---------- Dataset ----------

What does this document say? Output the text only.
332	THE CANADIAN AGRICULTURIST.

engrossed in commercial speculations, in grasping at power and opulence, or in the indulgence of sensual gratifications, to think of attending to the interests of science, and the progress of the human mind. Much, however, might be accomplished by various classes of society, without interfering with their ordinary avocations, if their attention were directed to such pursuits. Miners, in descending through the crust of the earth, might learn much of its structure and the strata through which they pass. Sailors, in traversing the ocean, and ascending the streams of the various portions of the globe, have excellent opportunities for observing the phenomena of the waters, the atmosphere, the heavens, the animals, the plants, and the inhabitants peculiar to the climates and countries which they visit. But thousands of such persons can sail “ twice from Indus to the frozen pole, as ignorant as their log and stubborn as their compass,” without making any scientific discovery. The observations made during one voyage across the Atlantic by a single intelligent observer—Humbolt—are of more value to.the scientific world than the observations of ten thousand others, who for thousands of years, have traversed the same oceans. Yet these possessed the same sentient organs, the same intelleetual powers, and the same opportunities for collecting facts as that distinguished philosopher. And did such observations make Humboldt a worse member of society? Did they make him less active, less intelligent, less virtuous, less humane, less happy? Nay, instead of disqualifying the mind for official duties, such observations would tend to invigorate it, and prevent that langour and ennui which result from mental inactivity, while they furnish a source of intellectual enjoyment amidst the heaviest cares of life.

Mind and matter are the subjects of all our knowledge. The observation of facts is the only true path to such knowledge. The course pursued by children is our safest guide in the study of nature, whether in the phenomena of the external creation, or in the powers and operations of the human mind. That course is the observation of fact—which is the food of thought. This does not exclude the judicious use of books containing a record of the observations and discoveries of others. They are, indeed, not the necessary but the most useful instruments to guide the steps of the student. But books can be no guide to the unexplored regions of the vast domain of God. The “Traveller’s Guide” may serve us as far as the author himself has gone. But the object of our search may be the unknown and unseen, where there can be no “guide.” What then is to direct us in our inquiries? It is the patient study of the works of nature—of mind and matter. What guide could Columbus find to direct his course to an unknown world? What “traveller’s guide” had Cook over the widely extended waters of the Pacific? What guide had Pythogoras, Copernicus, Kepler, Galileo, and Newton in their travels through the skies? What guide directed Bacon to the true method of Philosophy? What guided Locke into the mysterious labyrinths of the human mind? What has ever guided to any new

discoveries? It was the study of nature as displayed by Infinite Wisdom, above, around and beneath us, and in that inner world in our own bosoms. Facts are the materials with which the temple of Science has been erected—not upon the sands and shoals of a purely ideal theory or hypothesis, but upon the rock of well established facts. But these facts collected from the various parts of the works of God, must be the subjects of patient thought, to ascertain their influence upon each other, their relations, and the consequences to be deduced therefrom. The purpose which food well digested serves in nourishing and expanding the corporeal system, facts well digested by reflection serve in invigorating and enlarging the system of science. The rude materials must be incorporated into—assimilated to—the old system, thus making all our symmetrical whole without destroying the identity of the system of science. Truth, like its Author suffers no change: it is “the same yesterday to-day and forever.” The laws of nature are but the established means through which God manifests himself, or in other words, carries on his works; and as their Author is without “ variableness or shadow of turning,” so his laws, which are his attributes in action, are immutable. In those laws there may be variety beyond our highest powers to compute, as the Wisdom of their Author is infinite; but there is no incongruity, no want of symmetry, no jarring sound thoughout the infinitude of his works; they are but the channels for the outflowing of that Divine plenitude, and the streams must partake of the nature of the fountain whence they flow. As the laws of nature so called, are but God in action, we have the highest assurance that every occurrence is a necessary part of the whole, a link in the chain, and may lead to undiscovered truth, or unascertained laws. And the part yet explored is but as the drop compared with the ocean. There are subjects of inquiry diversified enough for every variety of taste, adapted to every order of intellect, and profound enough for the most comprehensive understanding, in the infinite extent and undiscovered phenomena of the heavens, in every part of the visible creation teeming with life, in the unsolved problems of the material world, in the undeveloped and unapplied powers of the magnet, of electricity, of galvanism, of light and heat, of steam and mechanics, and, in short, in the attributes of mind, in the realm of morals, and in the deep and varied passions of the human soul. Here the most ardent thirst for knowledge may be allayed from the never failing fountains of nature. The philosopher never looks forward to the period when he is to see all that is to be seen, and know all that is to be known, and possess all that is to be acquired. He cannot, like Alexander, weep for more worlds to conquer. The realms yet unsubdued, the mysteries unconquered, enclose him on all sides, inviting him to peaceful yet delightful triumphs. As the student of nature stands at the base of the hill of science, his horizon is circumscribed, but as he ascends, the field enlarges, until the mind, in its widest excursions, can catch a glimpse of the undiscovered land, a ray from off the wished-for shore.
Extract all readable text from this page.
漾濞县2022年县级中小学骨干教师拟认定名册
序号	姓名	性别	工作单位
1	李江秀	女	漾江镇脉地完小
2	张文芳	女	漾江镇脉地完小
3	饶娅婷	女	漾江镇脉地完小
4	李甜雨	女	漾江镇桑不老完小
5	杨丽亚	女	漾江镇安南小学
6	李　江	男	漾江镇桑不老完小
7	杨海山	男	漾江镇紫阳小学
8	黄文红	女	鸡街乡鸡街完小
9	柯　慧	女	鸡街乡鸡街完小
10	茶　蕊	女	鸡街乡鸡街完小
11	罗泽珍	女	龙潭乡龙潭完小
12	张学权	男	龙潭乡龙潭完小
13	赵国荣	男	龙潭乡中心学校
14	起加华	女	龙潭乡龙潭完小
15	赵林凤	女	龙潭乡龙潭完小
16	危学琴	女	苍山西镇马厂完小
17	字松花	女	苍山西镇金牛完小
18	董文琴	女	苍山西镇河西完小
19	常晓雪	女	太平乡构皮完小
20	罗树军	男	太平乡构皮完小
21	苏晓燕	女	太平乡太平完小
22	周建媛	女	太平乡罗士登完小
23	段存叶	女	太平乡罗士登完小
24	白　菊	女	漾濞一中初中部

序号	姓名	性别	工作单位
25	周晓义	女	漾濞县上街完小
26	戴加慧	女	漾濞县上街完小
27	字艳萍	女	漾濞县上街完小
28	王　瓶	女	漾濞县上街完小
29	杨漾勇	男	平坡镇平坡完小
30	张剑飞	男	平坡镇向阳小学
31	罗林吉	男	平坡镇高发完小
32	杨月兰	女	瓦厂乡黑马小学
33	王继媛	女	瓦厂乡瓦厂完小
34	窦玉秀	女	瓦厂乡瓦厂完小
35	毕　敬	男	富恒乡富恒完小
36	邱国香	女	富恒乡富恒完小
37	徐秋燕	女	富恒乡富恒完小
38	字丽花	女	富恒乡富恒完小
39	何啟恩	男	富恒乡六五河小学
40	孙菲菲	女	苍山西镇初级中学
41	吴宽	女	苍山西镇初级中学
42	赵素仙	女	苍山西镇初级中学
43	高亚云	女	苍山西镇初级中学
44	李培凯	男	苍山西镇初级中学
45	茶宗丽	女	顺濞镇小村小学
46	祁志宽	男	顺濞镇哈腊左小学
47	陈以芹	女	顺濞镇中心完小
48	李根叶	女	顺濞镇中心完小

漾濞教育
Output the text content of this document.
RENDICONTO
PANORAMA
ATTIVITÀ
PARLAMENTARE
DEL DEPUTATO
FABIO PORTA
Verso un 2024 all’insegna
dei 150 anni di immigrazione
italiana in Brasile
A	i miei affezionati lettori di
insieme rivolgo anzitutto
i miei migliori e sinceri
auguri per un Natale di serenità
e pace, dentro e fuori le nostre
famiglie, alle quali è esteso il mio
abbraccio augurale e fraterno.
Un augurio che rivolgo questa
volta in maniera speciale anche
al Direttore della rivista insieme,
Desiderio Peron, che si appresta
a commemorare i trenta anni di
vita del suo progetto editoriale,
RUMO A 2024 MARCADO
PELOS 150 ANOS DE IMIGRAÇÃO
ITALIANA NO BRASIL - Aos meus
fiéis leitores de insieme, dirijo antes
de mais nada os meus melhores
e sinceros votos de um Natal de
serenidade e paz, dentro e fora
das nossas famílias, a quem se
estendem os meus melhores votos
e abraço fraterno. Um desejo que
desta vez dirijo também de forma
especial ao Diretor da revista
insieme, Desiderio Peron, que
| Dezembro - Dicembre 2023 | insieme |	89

----------

Directions:
Show every line of the listing in which the string "dentro" can be found.

Response:
e pace, dentro e fuori le nostre
serenidade e paz, dentro e fora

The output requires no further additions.